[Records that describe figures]
--
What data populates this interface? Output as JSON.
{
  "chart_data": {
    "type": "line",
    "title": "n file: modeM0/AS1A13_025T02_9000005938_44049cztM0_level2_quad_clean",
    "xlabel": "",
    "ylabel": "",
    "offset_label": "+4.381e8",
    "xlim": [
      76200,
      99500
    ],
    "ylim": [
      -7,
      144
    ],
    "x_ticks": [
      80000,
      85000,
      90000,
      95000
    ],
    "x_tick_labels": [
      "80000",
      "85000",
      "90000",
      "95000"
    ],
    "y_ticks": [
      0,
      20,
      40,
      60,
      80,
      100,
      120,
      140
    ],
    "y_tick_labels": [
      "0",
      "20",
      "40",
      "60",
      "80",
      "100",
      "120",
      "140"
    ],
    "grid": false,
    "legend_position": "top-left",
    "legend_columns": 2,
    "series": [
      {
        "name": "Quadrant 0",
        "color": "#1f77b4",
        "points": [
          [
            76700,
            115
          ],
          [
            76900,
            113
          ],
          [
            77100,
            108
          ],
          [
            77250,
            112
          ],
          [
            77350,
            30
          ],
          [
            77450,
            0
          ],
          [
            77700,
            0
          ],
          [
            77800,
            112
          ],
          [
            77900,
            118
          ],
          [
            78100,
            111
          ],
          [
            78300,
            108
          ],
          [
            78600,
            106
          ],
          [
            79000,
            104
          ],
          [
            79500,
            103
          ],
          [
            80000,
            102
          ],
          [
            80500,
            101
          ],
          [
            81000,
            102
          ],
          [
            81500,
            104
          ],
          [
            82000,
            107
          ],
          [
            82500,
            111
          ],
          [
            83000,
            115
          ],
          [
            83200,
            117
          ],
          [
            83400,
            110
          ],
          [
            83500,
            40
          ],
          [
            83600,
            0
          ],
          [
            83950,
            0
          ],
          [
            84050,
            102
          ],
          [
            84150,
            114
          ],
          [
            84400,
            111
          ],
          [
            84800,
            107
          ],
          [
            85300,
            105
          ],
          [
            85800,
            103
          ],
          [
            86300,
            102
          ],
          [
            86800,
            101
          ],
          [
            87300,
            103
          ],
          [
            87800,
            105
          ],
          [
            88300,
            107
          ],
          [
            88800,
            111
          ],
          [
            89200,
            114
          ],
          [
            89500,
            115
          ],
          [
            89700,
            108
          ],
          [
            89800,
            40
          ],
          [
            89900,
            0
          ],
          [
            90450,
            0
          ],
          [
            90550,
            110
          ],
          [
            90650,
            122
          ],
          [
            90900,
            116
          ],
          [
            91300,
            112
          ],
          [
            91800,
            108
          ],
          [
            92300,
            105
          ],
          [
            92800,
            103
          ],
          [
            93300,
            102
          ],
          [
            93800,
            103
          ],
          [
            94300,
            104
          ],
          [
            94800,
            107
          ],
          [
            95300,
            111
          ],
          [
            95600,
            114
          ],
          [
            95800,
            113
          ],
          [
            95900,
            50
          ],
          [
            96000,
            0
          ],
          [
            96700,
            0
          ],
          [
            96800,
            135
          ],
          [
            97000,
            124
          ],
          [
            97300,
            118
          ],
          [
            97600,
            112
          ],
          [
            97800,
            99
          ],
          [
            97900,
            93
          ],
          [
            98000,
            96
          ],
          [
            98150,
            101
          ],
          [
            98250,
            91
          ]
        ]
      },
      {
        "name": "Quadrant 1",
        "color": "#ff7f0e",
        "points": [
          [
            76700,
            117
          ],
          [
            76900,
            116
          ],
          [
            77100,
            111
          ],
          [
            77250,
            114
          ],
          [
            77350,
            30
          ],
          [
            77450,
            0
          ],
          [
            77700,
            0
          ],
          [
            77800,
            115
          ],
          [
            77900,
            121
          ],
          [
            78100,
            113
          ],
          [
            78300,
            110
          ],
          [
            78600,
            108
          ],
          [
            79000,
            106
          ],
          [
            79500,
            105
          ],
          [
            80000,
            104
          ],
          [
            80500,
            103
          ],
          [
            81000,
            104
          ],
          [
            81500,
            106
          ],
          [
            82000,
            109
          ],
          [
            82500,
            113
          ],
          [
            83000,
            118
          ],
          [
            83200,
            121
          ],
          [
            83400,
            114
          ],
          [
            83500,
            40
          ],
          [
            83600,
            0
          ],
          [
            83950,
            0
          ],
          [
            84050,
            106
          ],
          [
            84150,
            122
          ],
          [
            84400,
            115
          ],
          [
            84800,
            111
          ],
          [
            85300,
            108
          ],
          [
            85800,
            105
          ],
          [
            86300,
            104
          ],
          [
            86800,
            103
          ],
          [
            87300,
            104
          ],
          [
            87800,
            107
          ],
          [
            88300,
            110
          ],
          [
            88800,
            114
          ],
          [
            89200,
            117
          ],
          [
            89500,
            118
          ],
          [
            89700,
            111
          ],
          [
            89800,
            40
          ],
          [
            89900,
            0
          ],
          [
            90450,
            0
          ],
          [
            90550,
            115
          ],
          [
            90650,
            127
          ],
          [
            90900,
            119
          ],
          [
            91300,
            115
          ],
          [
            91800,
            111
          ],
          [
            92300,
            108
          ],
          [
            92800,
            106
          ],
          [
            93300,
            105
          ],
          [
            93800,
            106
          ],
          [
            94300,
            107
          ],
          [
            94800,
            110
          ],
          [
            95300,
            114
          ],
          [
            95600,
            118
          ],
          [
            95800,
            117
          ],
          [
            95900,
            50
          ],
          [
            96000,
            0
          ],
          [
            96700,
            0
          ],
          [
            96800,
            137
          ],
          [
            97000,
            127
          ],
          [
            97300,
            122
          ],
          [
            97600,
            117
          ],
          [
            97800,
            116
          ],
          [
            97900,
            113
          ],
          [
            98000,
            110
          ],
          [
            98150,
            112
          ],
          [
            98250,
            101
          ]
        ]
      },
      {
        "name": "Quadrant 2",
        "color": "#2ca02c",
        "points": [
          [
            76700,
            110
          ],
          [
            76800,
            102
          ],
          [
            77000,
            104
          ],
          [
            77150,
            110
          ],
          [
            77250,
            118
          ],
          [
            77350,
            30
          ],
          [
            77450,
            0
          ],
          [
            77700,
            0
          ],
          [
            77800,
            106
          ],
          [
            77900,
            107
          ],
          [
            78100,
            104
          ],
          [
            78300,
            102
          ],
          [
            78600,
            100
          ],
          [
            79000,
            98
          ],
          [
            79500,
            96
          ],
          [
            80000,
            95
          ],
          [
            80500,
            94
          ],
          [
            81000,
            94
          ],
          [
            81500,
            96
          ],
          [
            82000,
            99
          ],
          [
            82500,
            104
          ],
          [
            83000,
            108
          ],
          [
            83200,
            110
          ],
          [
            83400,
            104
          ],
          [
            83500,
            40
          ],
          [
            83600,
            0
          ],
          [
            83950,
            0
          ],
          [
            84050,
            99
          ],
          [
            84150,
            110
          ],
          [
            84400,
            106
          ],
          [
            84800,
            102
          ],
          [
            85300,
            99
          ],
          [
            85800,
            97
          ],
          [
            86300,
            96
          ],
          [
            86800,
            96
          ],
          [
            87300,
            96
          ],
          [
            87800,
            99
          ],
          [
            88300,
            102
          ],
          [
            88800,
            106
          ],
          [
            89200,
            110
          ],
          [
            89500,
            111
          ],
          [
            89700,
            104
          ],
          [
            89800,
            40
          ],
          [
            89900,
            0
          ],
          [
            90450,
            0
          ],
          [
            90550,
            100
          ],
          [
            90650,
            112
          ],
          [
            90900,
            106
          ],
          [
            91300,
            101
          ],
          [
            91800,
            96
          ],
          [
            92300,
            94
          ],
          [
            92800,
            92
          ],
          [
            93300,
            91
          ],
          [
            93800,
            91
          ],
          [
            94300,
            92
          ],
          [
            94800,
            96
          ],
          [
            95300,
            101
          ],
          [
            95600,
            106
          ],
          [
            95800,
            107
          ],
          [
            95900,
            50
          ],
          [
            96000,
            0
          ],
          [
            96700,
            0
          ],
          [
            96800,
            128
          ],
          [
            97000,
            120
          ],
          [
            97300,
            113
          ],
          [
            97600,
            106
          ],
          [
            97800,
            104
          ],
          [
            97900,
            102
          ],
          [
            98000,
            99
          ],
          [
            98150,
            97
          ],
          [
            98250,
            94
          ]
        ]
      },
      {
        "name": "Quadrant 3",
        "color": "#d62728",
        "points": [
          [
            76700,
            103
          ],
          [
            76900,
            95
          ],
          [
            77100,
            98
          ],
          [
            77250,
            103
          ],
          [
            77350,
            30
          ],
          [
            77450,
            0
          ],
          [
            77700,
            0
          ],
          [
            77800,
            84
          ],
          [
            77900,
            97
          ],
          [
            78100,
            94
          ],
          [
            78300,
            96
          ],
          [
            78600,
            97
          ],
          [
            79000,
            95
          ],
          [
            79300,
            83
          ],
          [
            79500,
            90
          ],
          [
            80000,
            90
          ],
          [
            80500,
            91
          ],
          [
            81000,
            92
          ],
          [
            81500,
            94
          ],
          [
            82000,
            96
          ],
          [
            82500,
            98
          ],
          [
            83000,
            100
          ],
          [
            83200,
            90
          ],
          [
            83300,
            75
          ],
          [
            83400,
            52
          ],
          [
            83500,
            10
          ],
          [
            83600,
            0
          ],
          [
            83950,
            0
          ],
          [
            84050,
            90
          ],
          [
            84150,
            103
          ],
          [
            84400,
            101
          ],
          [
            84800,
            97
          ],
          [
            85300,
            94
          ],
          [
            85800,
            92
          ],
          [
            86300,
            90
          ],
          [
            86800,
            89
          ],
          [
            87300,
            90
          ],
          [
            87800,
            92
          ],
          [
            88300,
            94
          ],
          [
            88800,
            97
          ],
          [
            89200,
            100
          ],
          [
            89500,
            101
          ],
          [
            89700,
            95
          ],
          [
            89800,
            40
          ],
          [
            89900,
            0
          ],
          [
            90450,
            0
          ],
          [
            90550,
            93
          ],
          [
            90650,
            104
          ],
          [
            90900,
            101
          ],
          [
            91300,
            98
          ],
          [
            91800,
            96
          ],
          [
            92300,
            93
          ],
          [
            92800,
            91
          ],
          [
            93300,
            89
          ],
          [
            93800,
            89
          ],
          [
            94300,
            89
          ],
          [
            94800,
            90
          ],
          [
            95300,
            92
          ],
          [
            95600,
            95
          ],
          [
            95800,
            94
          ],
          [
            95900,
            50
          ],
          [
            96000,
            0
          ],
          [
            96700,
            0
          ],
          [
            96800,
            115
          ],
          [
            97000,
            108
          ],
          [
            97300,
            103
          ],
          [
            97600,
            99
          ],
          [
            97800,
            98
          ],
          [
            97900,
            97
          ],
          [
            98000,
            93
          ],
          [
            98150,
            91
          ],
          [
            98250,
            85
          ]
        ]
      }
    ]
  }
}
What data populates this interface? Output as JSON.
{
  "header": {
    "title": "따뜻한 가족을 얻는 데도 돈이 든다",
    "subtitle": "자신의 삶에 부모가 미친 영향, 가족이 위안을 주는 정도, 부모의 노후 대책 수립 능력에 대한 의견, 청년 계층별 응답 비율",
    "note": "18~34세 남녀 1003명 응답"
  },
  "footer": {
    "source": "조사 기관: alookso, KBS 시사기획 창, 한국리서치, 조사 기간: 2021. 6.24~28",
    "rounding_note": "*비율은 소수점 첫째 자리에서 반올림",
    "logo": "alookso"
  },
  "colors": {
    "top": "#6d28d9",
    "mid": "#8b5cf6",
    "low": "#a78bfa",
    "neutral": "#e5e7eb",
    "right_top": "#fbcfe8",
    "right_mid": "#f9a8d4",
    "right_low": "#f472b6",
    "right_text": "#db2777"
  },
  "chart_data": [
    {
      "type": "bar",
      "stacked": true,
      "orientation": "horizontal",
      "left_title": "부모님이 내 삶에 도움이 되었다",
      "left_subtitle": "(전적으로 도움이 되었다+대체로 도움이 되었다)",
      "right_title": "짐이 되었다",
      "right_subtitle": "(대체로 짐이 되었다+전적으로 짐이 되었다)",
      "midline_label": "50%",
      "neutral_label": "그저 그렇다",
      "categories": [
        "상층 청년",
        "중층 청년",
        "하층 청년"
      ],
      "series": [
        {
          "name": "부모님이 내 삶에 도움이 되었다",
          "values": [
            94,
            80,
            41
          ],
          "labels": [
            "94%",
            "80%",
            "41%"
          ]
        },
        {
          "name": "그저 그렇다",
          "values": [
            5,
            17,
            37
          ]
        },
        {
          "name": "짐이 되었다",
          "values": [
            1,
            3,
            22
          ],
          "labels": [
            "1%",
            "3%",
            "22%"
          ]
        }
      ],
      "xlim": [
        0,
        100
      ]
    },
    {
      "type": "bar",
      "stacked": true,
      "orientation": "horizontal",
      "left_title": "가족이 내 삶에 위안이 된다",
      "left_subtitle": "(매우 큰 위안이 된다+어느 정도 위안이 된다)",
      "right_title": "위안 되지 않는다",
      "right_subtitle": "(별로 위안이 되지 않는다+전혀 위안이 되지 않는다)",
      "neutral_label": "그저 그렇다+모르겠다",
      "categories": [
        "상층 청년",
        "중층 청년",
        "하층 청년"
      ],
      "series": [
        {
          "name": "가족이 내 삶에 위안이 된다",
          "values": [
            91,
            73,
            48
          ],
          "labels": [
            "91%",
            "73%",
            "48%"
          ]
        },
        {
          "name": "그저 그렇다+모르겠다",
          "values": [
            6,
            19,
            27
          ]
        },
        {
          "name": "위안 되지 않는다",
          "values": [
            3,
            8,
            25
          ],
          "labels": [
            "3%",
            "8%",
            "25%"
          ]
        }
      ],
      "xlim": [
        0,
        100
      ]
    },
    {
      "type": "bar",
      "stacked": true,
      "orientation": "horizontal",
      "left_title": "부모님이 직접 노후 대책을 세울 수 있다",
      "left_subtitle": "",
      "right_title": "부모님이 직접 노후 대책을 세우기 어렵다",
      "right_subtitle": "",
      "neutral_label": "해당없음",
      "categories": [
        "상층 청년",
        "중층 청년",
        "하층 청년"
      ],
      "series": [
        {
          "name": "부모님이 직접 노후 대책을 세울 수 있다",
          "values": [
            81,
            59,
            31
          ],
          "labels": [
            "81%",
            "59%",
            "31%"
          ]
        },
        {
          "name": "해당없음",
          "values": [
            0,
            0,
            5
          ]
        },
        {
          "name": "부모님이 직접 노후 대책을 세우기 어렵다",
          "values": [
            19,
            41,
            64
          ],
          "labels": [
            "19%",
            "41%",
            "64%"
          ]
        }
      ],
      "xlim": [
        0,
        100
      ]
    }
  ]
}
--
Task requirements: Count the lines above that contain the word "부모님이", and give only that number.

Exercise response: 6